▸ **TASK DETAILS**:
Write every line out verbatim and omit the pictures.
++++++++++++++++++++
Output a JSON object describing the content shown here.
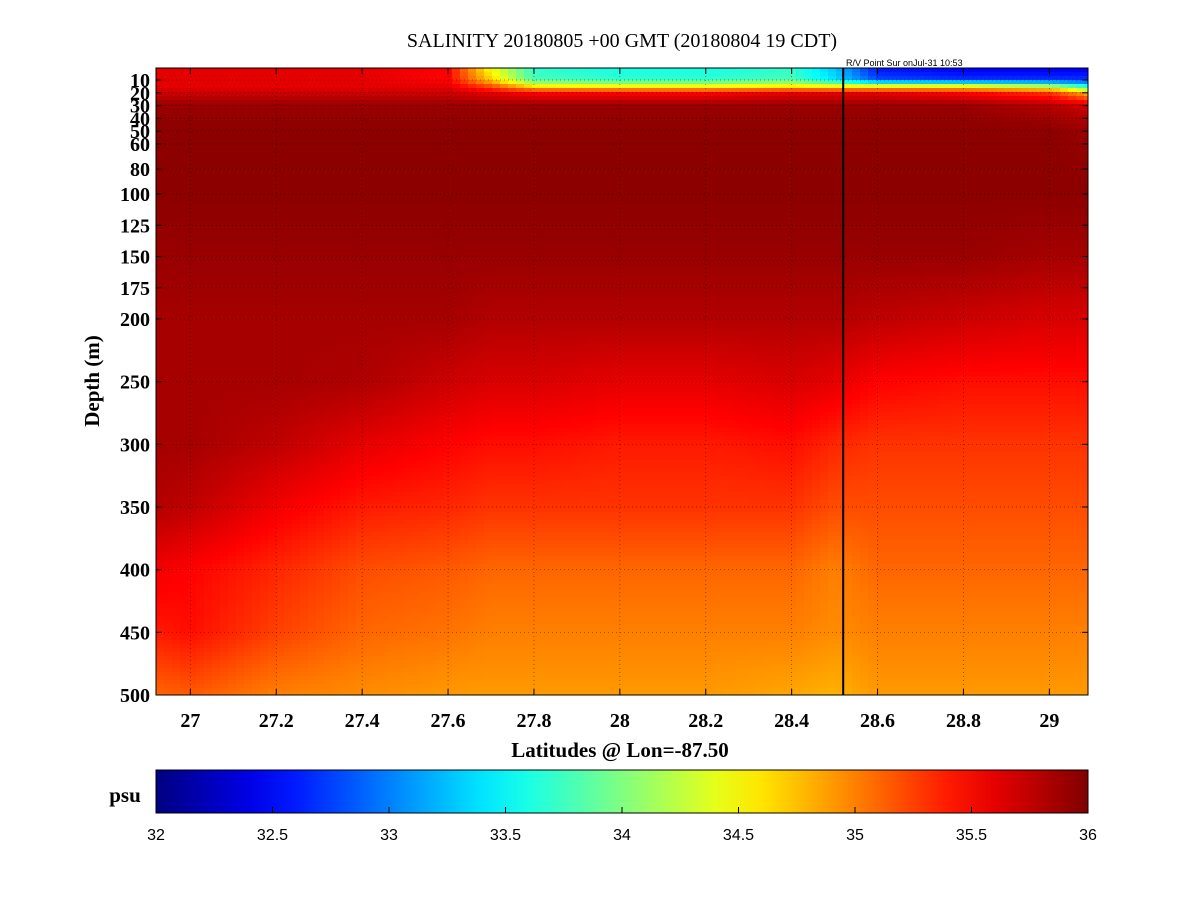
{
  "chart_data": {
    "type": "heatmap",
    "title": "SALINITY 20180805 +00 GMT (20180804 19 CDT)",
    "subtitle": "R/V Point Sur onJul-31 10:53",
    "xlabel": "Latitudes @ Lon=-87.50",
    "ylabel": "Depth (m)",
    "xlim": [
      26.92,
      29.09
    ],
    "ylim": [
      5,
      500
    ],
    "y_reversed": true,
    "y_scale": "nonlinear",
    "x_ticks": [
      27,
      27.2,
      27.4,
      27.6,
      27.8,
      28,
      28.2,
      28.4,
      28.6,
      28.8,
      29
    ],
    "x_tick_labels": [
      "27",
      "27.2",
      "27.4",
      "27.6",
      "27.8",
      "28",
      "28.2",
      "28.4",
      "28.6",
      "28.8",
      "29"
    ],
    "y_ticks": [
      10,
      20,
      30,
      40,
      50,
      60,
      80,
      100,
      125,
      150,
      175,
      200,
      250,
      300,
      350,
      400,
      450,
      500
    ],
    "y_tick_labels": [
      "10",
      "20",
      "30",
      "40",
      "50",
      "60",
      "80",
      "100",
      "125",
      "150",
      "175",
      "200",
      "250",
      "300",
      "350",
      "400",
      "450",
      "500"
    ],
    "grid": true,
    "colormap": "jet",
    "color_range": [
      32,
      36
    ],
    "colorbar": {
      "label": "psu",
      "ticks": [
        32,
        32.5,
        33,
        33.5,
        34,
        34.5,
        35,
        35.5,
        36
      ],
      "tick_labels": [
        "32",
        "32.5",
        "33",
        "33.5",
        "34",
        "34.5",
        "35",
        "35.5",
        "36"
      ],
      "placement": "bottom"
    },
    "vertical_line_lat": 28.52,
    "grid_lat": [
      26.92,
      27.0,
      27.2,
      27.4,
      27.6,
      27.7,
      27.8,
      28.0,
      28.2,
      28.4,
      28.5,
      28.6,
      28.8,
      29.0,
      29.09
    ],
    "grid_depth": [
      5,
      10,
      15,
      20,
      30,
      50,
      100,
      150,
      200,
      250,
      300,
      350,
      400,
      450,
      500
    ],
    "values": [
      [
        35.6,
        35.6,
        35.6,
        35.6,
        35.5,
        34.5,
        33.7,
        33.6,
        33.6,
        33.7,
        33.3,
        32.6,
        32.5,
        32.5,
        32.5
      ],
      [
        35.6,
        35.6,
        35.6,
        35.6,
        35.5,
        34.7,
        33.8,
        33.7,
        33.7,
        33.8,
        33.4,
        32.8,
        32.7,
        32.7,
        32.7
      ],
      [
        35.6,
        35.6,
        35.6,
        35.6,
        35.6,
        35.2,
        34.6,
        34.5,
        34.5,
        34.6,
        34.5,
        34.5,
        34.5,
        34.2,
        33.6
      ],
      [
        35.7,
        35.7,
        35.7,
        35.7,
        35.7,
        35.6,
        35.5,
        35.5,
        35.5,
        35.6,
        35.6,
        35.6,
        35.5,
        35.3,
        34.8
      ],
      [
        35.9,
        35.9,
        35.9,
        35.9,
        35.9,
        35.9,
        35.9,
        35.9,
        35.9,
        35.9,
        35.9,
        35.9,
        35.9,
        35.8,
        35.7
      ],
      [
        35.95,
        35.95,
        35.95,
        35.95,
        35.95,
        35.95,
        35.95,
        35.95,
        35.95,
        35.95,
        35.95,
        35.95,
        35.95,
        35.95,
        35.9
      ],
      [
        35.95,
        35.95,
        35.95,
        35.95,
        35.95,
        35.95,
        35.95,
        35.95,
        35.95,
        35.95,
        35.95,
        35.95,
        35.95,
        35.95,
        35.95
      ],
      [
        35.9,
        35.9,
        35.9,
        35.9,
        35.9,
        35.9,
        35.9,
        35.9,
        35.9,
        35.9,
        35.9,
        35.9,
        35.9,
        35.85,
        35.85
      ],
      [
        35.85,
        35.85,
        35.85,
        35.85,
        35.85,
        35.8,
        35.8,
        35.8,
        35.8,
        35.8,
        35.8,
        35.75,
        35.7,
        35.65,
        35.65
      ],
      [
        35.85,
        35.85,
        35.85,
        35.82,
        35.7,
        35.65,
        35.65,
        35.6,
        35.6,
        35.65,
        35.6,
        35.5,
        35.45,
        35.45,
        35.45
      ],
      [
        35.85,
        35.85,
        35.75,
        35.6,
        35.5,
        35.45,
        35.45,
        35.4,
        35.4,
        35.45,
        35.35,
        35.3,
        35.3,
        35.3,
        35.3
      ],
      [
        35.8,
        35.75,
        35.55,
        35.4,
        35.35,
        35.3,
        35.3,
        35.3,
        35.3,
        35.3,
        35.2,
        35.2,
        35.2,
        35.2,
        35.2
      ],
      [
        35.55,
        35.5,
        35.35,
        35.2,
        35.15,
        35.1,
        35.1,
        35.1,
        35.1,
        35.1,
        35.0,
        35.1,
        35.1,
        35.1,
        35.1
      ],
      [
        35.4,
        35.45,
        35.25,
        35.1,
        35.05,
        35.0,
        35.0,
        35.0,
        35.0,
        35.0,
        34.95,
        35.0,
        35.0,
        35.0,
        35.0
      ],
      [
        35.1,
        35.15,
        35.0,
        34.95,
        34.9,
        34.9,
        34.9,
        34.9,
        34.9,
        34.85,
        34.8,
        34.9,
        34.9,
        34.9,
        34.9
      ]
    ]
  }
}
++++++++++++++++++++
▸ **ANSWER FOR THIS EXERCISE**:
Output a JSON object describing the content shown here.
{
  "chart_data": {
    "type": "heatmap",
    "title": "SALINITY 20180805 +00 GMT (20180804 19 CDT)",
    "subtitle": "R/V Point Sur onJul-31 10:53",
    "xlabel": "Latitudes @ Lon=-87.50",
    "ylabel": "Depth (m)",
    "xlim": [
      26.92,
      29.09
    ],
    "ylim": [
      5,
      500
    ],
    "y_reversed": true,
    "y_scale": "nonlinear",
    "x_ticks": [
      27,
      27.2,
      27.4,
      27.6,
      27.8,
      28,
      28.2,
      28.4,
      28.6,
      28.8,
      29
    ],
    "x_tick_labels": [
      "27",
      "27.2",
      "27.4",
      "27.6",
      "27.8",
      "28",
      "28.2",
      "28.4",
      "28.6",
      "28.8",
      "29"
    ],
    "y_ticks": [
      10,
      20,
      30,
      40,
      50,
      60,
      80,
      100,
      125,
      150,
      175,
      200,
      250,
      300,
      350,
      400,
      450,
      500
    ],
    "y_tick_labels": [
      "10",
      "20",
      "30",
      "40",
      "50",
      "60",
      "80",
      "100",
      "125",
      "150",
      "175",
      "200",
      "250",
      "300",
      "350",
      "400",
      "450",
      "500"
    ],
    "grid": true,
    "colormap": "jet",
    "color_range": [
      32,
      36
    ],
    "colorbar": {
      "label": "psu",
      "ticks": [
        32,
        32.5,
        33,
        33.5,
        34,
        34.5,
        35,
        35.5,
        36
      ],
      "tick_labels": [
        "32",
        "32.5",
        "33",
        "33.5",
        "34",
        "34.5",
        "35",
        "35.5",
        "36"
      ],
      "placement": "bottom"
    },
    "vertical_line_lat": 28.52,
    "grid_lat": [
      26.92,
      27.0,
      27.2,
      27.4,
      27.6,
      27.7,
      27.8,
      28.0,
      28.2,
      28.4,
      28.5,
      28.6,
      28.8,
      29.0,
      29.09
    ],
    "grid_depth": [
      5,
      10,
      15,
      20,
      30,
      50,
      100,
      150,
      200,
      250,
      300,
      350,
      400,
      450,
      500
    ],
    "values": [
      [
        35.6,
        35.6,
        35.6,
        35.6,
        35.5,
        34.5,
        33.7,
        33.6,
        33.6,
        33.7,
        33.3,
        32.6,
        32.5,
        32.5,
        32.5
      ],
      [
        35.6,
        35.6,
        35.6,
        35.6,
        35.5,
        34.7,
        33.8,
        33.7,
        33.7,
        33.8,
        33.4,
        32.8,
        32.7,
        32.7,
        32.7
      ],
      [
        35.6,
        35.6,
        35.6,
        35.6,
        35.6,
        35.2,
        34.6,
        34.5,
        34.5,
        34.6,
        34.5,
        34.5,
        34.5,
        34.2,
        33.6
      ],
      [
        35.7,
        35.7,
        35.7,
        35.7,
        35.7,
        35.6,
        35.5,
        35.5,
        35.5,
        35.6,
        35.6,
        35.6,
        35.5,
        35.3,
        34.8
      ],
      [
        35.9,
        35.9,
        35.9,
        35.9,
        35.9,
        35.9,
        35.9,
        35.9,
        35.9,
        35.9,
        35.9,
        35.9,
        35.9,
        35.8,
        35.7
      ],
      [
        35.95,
        35.95,
        35.95,
        35.95,
        35.95,
        35.95,
        35.95,
        35.95,
        35.95,
        35.95,
        35.95,
        35.95,
        35.95,
        35.95,
        35.9
      ],
      [
        35.95,
        35.95,
        35.95,
        35.95,
        35.95,
        35.95,
        35.95,
        35.95,
        35.95,
        35.95,
        35.95,
        35.95,
        35.95,
        35.95,
        35.95
      ],
      [
        35.9,
        35.9,
        35.9,
        35.9,
        35.9,
        35.9,
        35.9,
        35.9,
        35.9,
        35.9,
        35.9,
        35.9,
        35.9,
        35.85,
        35.85
      ],
      [
        35.85,
        35.85,
        35.85,
        35.85,
        35.85,
        35.8,
        35.8,
        35.8,
        35.8,
        35.8,
        35.8,
        35.75,
        35.7,
        35.65,
        35.65
      ],
      [
        35.85,
        35.85,
        35.85,
        35.82,
        35.7,
        35.65,
        35.65,
        35.6,
        35.6,
        35.65,
        35.6,
        35.5,
        35.45,
        35.45,
        35.45
      ],
      [
        35.85,
        35.85,
        35.75,
        35.6,
        35.5,
        35.45,
        35.45,
        35.4,
        35.4,
        35.45,
        35.35,
        35.3,
        35.3,
        35.3,
        35.3
      ],
      [
        35.8,
        35.75,
        35.55,
        35.4,
        35.35,
        35.3,
        35.3,
        35.3,
        35.3,
        35.3,
        35.2,
        35.2,
        35.2,
        35.2,
        35.2
      ],
      [
        35.55,
        35.5,
        35.35,
        35.2,
        35.15,
        35.1,
        35.1,
        35.1,
        35.1,
        35.1,
        35.0,
        35.1,
        35.1,
        35.1,
        35.1
      ],
      [
        35.4,
        35.45,
        35.25,
        35.1,
        35.05,
        35.0,
        35.0,
        35.0,
        35.0,
        35.0,
        34.95,
        35.0,
        35.0,
        35.0,
        35.0
      ],
      [
        35.1,
        35.15,
        35.0,
        34.95,
        34.9,
        34.9,
        34.9,
        34.9,
        34.9,
        34.85,
        34.8,
        34.9,
        34.9,
        34.9,
        34.9
      ]
    ]
  }
}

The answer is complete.